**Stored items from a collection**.
— Begin —

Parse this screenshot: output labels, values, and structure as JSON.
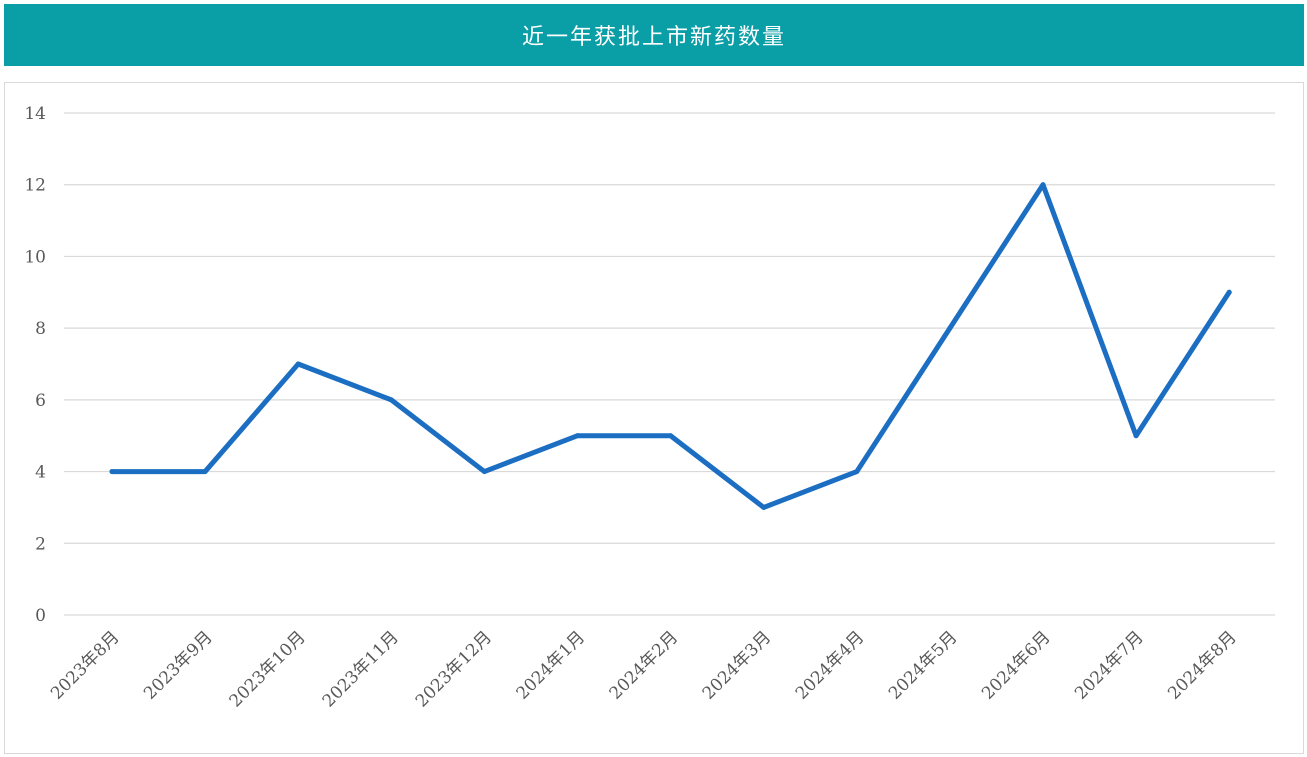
{
  "title": "近一年获批上市新药数量",
  "colors": {
    "title_bar": "#0a9ea6",
    "line": "#1b6ec2",
    "grid": "#d9d9d9",
    "tick_text": "#595959"
  },
  "chart_data": {
    "type": "line",
    "title": "近一年获批上市新药数量",
    "categories": [
      "2023年8月",
      "2023年9月",
      "2023年10月",
      "2023年11月",
      "2023年12月",
      "2024年1月",
      "2024年2月",
      "2024年3月",
      "2024年4月",
      "2024年5月",
      "2024年6月",
      "2024年7月",
      "2024年8月"
    ],
    "series": [
      {
        "values": [
          4,
          4,
          7,
          6,
          4,
          5,
          5,
          3,
          4,
          8,
          12,
          5,
          9
        ]
      }
    ],
    "yticks": [
      0,
      2,
      4,
      6,
      8,
      10,
      12,
      14
    ],
    "ylim": [
      0,
      14
    ],
    "xlabel": "",
    "ylabel": "",
    "grid": "horizontal",
    "legend": "none"
  }
}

— End —

**Exercise brief**. Write out the records above exactly as they stand, leaving out every picture.

**Answer to the task**.
Parse this screenshot: output labels, values, and structure as JSON.
{
  "title": "近一年获批上市新药数量",
  "colors": {
    "title_bar": "#0a9ea6",
    "line": "#1b6ec2",
    "grid": "#d9d9d9",
    "tick_text": "#595959"
  },
  "chart_data": {
    "type": "line",
    "title": "近一年获批上市新药数量",
    "categories": [
      "2023年8月",
      "2023年9月",
      "2023年10月",
      "2023年11月",
      "2023年12月",
      "2024年1月",
      "2024年2月",
      "2024年3月",
      "2024年4月",
      "2024年5月",
      "2024年6月",
      "2024年7月",
      "2024年8月"
    ],
    "series": [
      {
        "values": [
          4,
          4,
          7,
          6,
          4,
          5,
          5,
          3,
          4,
          8,
          12,
          5,
          9
        ]
      }
    ],
    "yticks": [
      0,
      2,
      4,
      6,
      8,
      10,
      12,
      14
    ],
    "ylim": [
      0,
      14
    ],
    "xlabel": "",
    "ylabel": "",
    "grid": "horizontal",
    "legend": "none"
  }
}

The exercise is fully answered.